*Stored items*
((
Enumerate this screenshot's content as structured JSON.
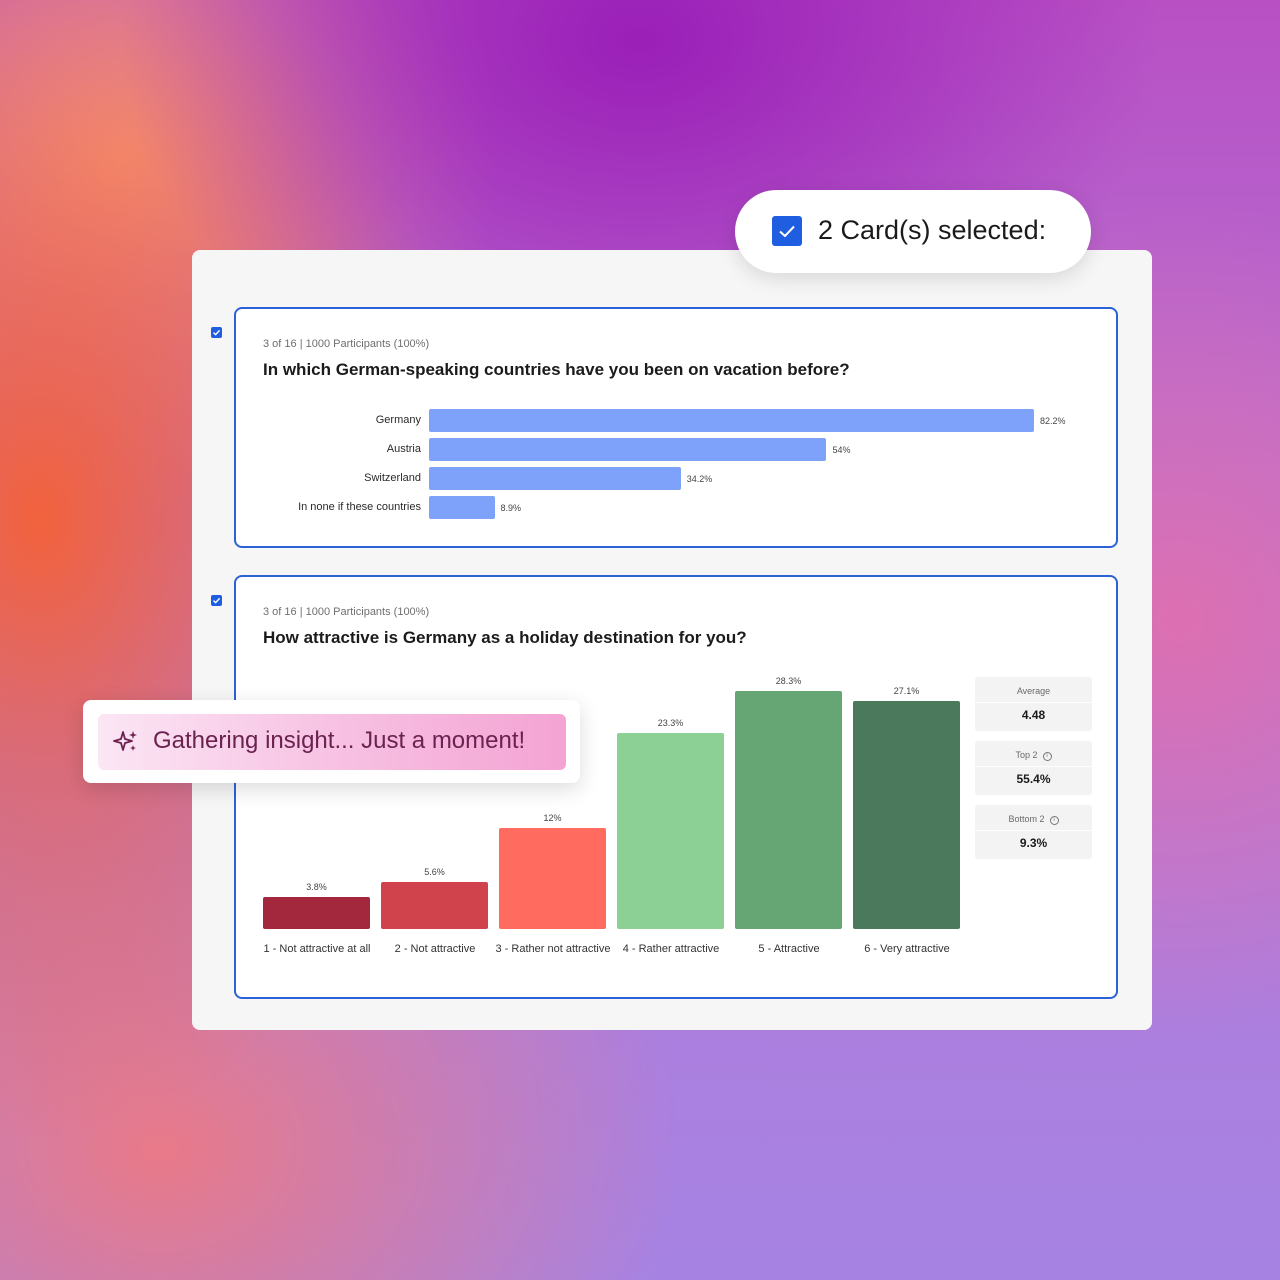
{
  "selection": {
    "label": "2 Card(s) selected:"
  },
  "toast": {
    "message": "Gathering insight... Just a moment!",
    "icon": "sparkles-icon"
  },
  "cards": [
    {
      "meta": "3 of 16 | 1000 Participants (100%)",
      "question": "In which German-speaking countries have you been on vacation before?",
      "checked": true
    },
    {
      "meta": "3 of 16 | 1000 Participants (100%)",
      "question": "How attractive is Germany as a holiday destination for you?",
      "checked": true,
      "stats": [
        {
          "label": "Average",
          "value": "4.48",
          "info": false
        },
        {
          "label": "Top 2",
          "value": "55.4%",
          "info": true
        },
        {
          "label": "Bottom 2",
          "value": "9.3%",
          "info": true
        }
      ]
    }
  ],
  "colors": {
    "accent": "#1f5ee0",
    "card_border": "#2b63d6",
    "hbar": "#7ea1fa"
  },
  "chart_data": [
    {
      "type": "bar",
      "orientation": "horizontal",
      "categories": [
        "Germany",
        "Austria",
        "Switzerland",
        "In none if these countries"
      ],
      "values": [
        82.2,
        54,
        34.2,
        8.9
      ],
      "value_labels": [
        "82.2%",
        "54%",
        "34.2%",
        "8.9%"
      ],
      "unit": "%",
      "xlim": [
        0,
        100
      ]
    },
    {
      "type": "bar",
      "orientation": "vertical",
      "categories": [
        "1 - Not attractive at all",
        "2 - Not attractive",
        "3 - Rather not attractive",
        "4 - Rather attractive",
        "5 - Attractive",
        "6 - Very attractive"
      ],
      "values": [
        3.8,
        5.6,
        12,
        23.3,
        28.3,
        27.1
      ],
      "value_labels": [
        "3.8%",
        "5.6%",
        "12%",
        "23.3%",
        "28.3%",
        "27.1%"
      ],
      "colors": [
        "#a3283e",
        "#d0434c",
        "#ff6b5e",
        "#8dd096",
        "#66a574",
        "#4a7a5b"
      ],
      "unit": "%",
      "ylim": [
        0,
        28.3
      ]
    }
  ]
}
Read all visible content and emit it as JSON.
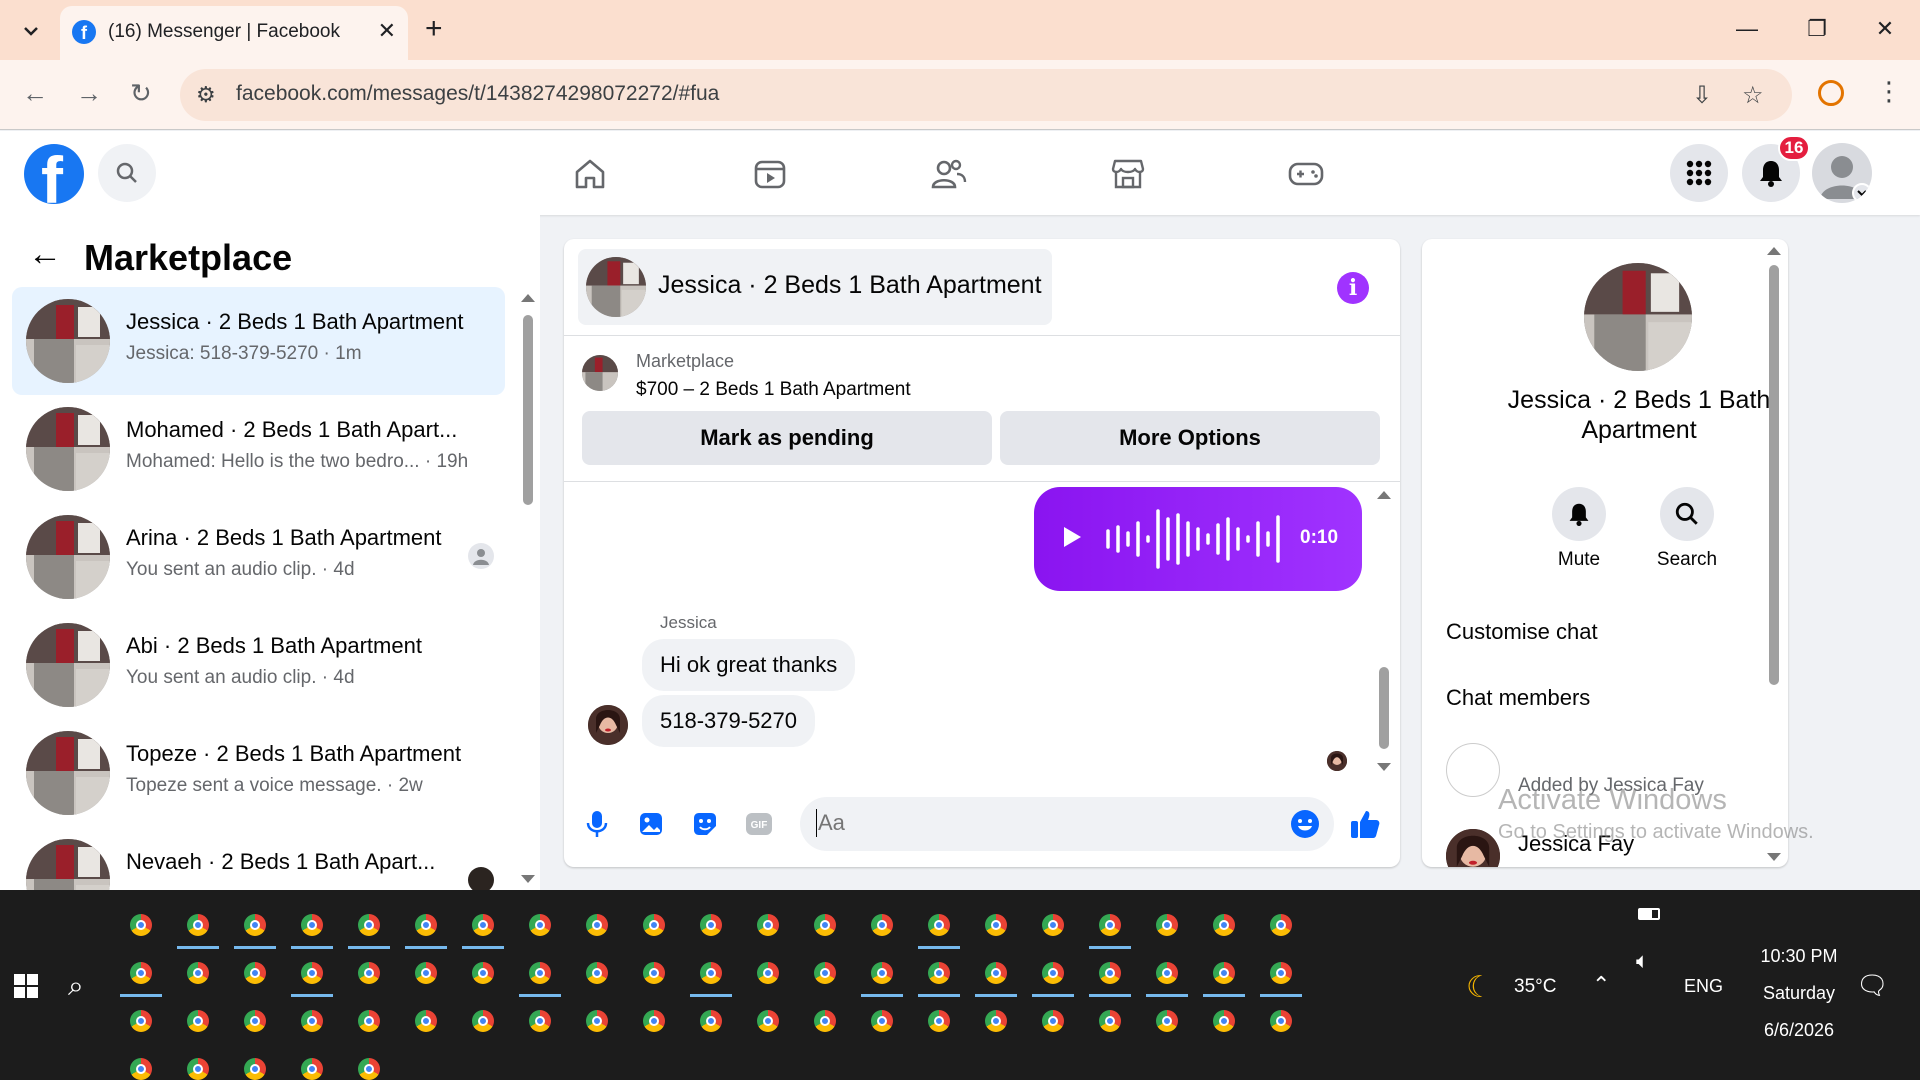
{
  "browser": {
    "tab_title": "(16) Messenger | Facebook",
    "url": "facebook.com/messages/t/1438274298072272/#fua",
    "colors": {
      "chrome_bg": "#fbdfcf",
      "toolbar_bg": "#fdf3ee"
    }
  },
  "header": {
    "notification_count": "16",
    "nav_icons": [
      "home-icon",
      "video-icon",
      "friends-icon",
      "marketplace-icon",
      "gaming-icon"
    ],
    "colors": {
      "brand": "#1877f2",
      "badge": "#e41e3f"
    }
  },
  "sidebar": {
    "title": "Marketplace",
    "conversations": [
      {
        "name": "Jessica · 2 Beds 1 Bath Apartment",
        "preview": "Jessica: 518-379-5270 · 1m",
        "active": true
      },
      {
        "name": "Mohamed · 2 Beds 1 Bath Apart...",
        "preview": "Mohamed: Hello is the two bedro... · 19h"
      },
      {
        "name": "Arina · 2 Beds 1 Bath Apartment",
        "preview": "You sent an audio clip. · 4d"
      },
      {
        "name": "Abi · 2 Beds 1 Bath Apartment",
        "preview": "You sent an audio clip. · 4d"
      },
      {
        "name": "Topeze · 2 Beds 1 Bath Apartment",
        "preview": "Topeze sent a voice message. · 2w"
      },
      {
        "name": "Nevaeh · 2 Beds 1 Bath Apart...",
        "preview": ""
      }
    ]
  },
  "chat": {
    "title": "Jessica · 2 Beds 1 Bath Apartment",
    "marketplace_label": "Marketplace",
    "listing": "$700 – 2 Beds 1 Bath Apartment",
    "mark_pending_label": "Mark as pending",
    "more_options_label": "More Options",
    "audio_duration": "0:10",
    "sender_name": "Jessica",
    "messages": [
      "Hi ok great thanks",
      "518-379-5270"
    ],
    "composer_placeholder": "Aa",
    "accent": "#a033ff"
  },
  "info_panel": {
    "name": "Jessica · 2 Beds 1 Bath Apartment",
    "mute_label": "Mute",
    "search_label": "Search",
    "customise_label": "Customise chat",
    "members_label": "Chat members",
    "member_note": "Added by Jessica Fay",
    "member_name": "Jessica Fay"
  },
  "watermark": {
    "line1": "Activate Windows",
    "line2": "Go to Settings to activate Windows."
  },
  "taskbar": {
    "weather": "35°C",
    "language": "ENG",
    "time": "10:30 PM",
    "day": "Saturday",
    "date": "6/6/2026"
  }
}
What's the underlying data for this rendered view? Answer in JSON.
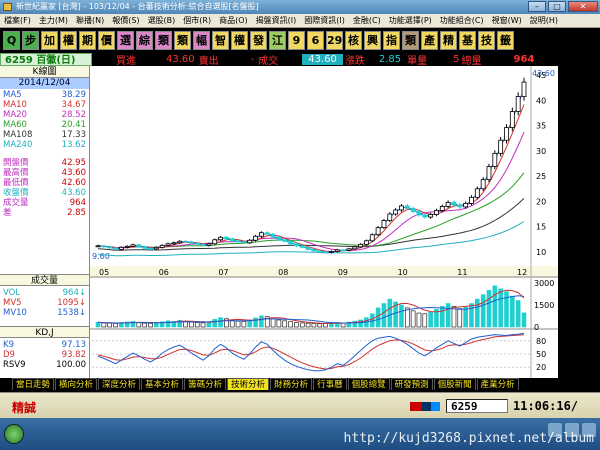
{
  "window": {
    "title": "新世紀贏家 [台灣] - 103/12/04 - 台蕃技術分析:綜合自選股[名盤股]"
  },
  "menu": [
    "檔案(F)",
    "主力(M)",
    "聯播(N)",
    "報價(S)",
    "選股(B)",
    "個市(R)",
    "商品(O)",
    "揭盤資訊(I)",
    "國際資訊(I)",
    "金融(C)",
    "功能選擇(P)",
    "功能組合(C)",
    "視窗(W)",
    "說明(H)"
  ],
  "toolbar": [
    {
      "label": "Q",
      "color": "green",
      "icon": "search-icon"
    },
    {
      "label": "步",
      "color": "green"
    },
    {
      "label": "加",
      "color": "yellow"
    },
    {
      "label": "權",
      "color": "yellow"
    },
    {
      "label": "期",
      "color": "yellow"
    },
    {
      "label": "價",
      "color": "yellow"
    },
    {
      "label": "選",
      "color": "pink"
    },
    {
      "label": "綜",
      "color": "pink"
    },
    {
      "label": "類",
      "color": "pink"
    },
    {
      "label": "類",
      "color": "yellow"
    },
    {
      "label": "幅",
      "color": "pink"
    },
    {
      "label": "智",
      "color": "yellow"
    },
    {
      "label": "權",
      "color": "yellow"
    },
    {
      "label": "發",
      "color": "yellow"
    },
    {
      "label": "江",
      "color": "lgreen"
    },
    {
      "label": "9",
      "color": "yellow"
    },
    {
      "label": "6",
      "color": "yellow"
    },
    {
      "label": "29",
      "color": "yellow"
    },
    {
      "label": "核",
      "color": "yellow"
    },
    {
      "label": "興",
      "color": "yellow"
    },
    {
      "label": "指",
      "color": "yellow"
    },
    {
      "label": "類",
      "color": "brown"
    },
    {
      "label": "產",
      "color": "yellow"
    },
    {
      "label": "精",
      "color": "yellow"
    },
    {
      "label": "基",
      "color": "yellow"
    },
    {
      "label": "技",
      "color": "yellow"
    },
    {
      "label": "籤",
      "color": "yellow"
    }
  ],
  "info": {
    "code": "6259 百徽(日)",
    "buy_label": "買進",
    "buy": "43.60",
    "sell_label": "賣出",
    "sell": "-",
    "trade_label": "成交",
    "trade": "43.60",
    "change_label": "漲跌",
    "change": "2.85",
    "unit_label": "單量",
    "unit": "5",
    "total_label": "總量",
    "total": "964"
  },
  "left": {
    "header": "K線圖",
    "date": "2014/12/04",
    "ma": [
      {
        "name": "MA5",
        "value": "38.29",
        "color": "#1f5fd0"
      },
      {
        "name": "MA10",
        "value": "34.67",
        "color": "#d03030"
      },
      {
        "name": "MA20",
        "value": "28.52",
        "color": "#c030c0"
      },
      {
        "name": "MA60",
        "value": "20.41",
        "color": "#2aa02a"
      },
      {
        "name": "MA108",
        "value": "17.33",
        "color": "#333333"
      },
      {
        "name": "MA240",
        "value": "13.62",
        "color": "#20b0c0"
      }
    ],
    "quotes": [
      {
        "name": "開盤價",
        "value": "42.95"
      },
      {
        "name": "最高價",
        "value": "43.60"
      },
      {
        "name": "最低價",
        "value": "42.60"
      },
      {
        "name": "收盤價",
        "value": "43.60",
        "color": "#20b0c0"
      },
      {
        "name": "成交量",
        "value": "964"
      },
      {
        "name": "差",
        "value": "2.85"
      }
    ],
    "vol_header": "成交量",
    "vol": [
      {
        "name": "VOL",
        "value": "964↓",
        "color": "#20b0c0"
      },
      {
        "name": "MV5",
        "value": "1095↓",
        "color": "#d03030"
      },
      {
        "name": "MV10",
        "value": "1538↓",
        "color": "#1f5fd0"
      }
    ],
    "kd_header": "KD,J",
    "kd": [
      {
        "name": "K9",
        "value": "97.13",
        "color": "#1f5fd0"
      },
      {
        "name": "D9",
        "value": "93.82",
        "color": "#d03030"
      },
      {
        "name": "RSV9",
        "value": "100.00",
        "color": "#000000"
      }
    ]
  },
  "chart_data": {
    "type": "line",
    "months": [
      "05",
      "06",
      "07",
      "08",
      "09",
      "10",
      "11",
      "12"
    ],
    "price_ticks": [
      10,
      15,
      20,
      25,
      30,
      35,
      40,
      45
    ],
    "price_last": "43.60",
    "price_low_label": "9.60",
    "vol_ticks": [
      "3000",
      "1500",
      "0"
    ],
    "kd_ticks": [
      "80",
      "50",
      "20"
    ],
    "close": [
      11.2,
      11.0,
      10.8,
      10.5,
      10.9,
      11.1,
      11.4,
      11.0,
      10.7,
      10.6,
      10.9,
      11.3,
      11.6,
      11.8,
      12.1,
      12.0,
      11.7,
      11.5,
      11.3,
      11.6,
      12.4,
      12.9,
      12.6,
      12.2,
      12.0,
      11.8,
      12.3,
      13.1,
      13.8,
      13.5,
      12.9,
      12.4,
      12.1,
      11.6,
      11.2,
      10.9,
      10.5,
      10.2,
      10.0,
      9.9,
      10.1,
      10.4,
      10.3,
      10.6,
      11.0,
      11.5,
      12.2,
      13.4,
      14.8,
      16.2,
      17.5,
      18.3,
      19.1,
      18.6,
      18.0,
      17.3,
      16.9,
      17.4,
      18.2,
      19.0,
      19.8,
      19.3,
      18.9,
      19.6,
      20.8,
      22.5,
      24.3,
      26.9,
      29.5,
      32.1,
      34.6,
      37.8,
      40.75,
      43.6
    ],
    "volume": [
      320,
      280,
      260,
      240,
      300,
      340,
      380,
      300,
      260,
      250,
      300,
      360,
      420,
      380,
      460,
      400,
      330,
      300,
      280,
      320,
      520,
      640,
      560,
      460,
      400,
      380,
      480,
      620,
      760,
      700,
      560,
      480,
      420,
      360,
      300,
      280,
      260,
      240,
      220,
      240,
      260,
      300,
      280,
      340,
      400,
      480,
      640,
      900,
      1300,
      1600,
      1900,
      1700,
      1500,
      1300,
      1100,
      950,
      900,
      1000,
      1200,
      1400,
      1600,
      1400,
      1250,
      1350,
      1600,
      1900,
      2200,
      2500,
      2800,
      2600,
      2400,
      2100,
      1800,
      964
    ],
    "k": [
      45,
      40,
      34,
      28,
      36,
      44,
      52,
      46,
      38,
      32,
      40,
      52,
      60,
      66,
      70,
      62,
      52,
      44,
      36,
      46,
      62,
      72,
      64,
      52,
      44,
      38,
      50,
      66,
      78,
      72,
      58,
      46,
      36,
      28,
      22,
      18,
      14,
      12,
      12,
      14,
      20,
      28,
      24,
      34,
      46,
      58,
      70,
      80,
      86,
      88,
      90,
      86,
      80,
      72,
      62,
      52,
      46,
      54,
      64,
      72,
      80,
      74,
      68,
      76,
      84,
      88,
      90,
      92,
      94,
      93,
      92,
      94,
      95,
      97.13
    ],
    "d": [
      48,
      45,
      41,
      37,
      36,
      39,
      43,
      44,
      42,
      39,
      39,
      43,
      49,
      55,
      60,
      61,
      58,
      53,
      48,
      47,
      52,
      59,
      61,
      58,
      53,
      48,
      49,
      55,
      63,
      66,
      63,
      57,
      50,
      43,
      36,
      30,
      25,
      21,
      18,
      16,
      17,
      21,
      22,
      26,
      33,
      41,
      51,
      61,
      69,
      75,
      80,
      82,
      81,
      78,
      73,
      66,
      59,
      57,
      59,
      63,
      69,
      71,
      70,
      72,
      76,
      80,
      83,
      86,
      89,
      90,
      91,
      92,
      93,
      93.82
    ]
  },
  "tabs": [
    "當日走勢",
    "橫向分析",
    "深度分析",
    "基本分析",
    "籌碼分析",
    "技術分析",
    "財務分析",
    "行事曆",
    "個股總覽",
    "研發預測",
    "個股新聞",
    "產業分析"
  ],
  "active_tab": 5,
  "status": {
    "brand": "精誠",
    "stock": "6259",
    "time": "11:06:16/"
  },
  "watermark": "http://kujd3268.pixnet.net/album",
  "colors": {
    "up": "#ff3030",
    "down": "#20d0d0",
    "ma5": "#1f5fd0",
    "ma10": "#d03030",
    "ma20": "#c030c0",
    "ma60": "#2aa02a",
    "ma108": "#333333",
    "ma240": "#20b0c0"
  }
}
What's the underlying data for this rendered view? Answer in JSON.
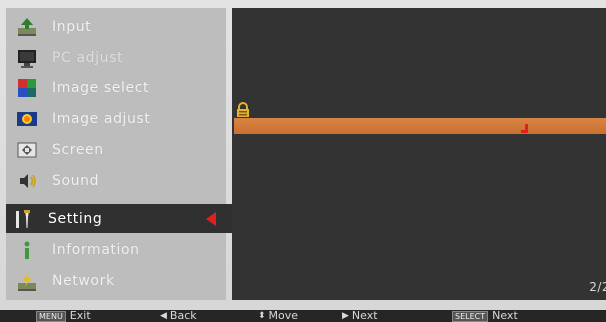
{
  "menu": {
    "items": [
      {
        "label": "Input",
        "icon": "input-icon"
      },
      {
        "label": "PC adjust",
        "icon": "pc-adjust-icon"
      },
      {
        "label": "Image select",
        "icon": "image-select-icon"
      },
      {
        "label": "Image adjust",
        "icon": "image-adjust-icon"
      },
      {
        "label": "Screen",
        "icon": "screen-icon"
      },
      {
        "label": "Sound",
        "icon": "sound-icon"
      },
      {
        "label": "Setting",
        "icon": "setting-icon"
      },
      {
        "label": "Information",
        "icon": "information-icon"
      },
      {
        "label": "Network",
        "icon": "network-icon"
      }
    ],
    "selected": "Setting"
  },
  "panel": {
    "page_indicator": "2/2"
  },
  "footer": {
    "exit_key": "MENU",
    "exit_label": "Exit",
    "back_label": "Back",
    "move_label": "Move",
    "next_label": "Next",
    "select_key": "SELECT",
    "select_next_label": "Next"
  },
  "colors": {
    "highlight": "#d98445",
    "panel_bg": "#333333",
    "sidebar_bg": "#bdbdbd",
    "active_bg": "#303030",
    "arrow": "#e02020"
  }
}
))
*CHALLENGE*
Copy every line in the entries above that has the string "Jessica" in it.

*CORRECT OUTPUT*
        "name": "Jessica · 2 Beds 1 Bath Apartment",
        "preview": "Jessica: 518-379-5270 · 1m",
    "title": "Jessica · 2 Beds 1 Bath Apartment",
    "sender_name": "Jessica",
    "name": "Jessica · 2 Beds 1 Bath Apartment",
    "member_note": "Added by Jessica Fay",
    "member_name": "Jessica Fay"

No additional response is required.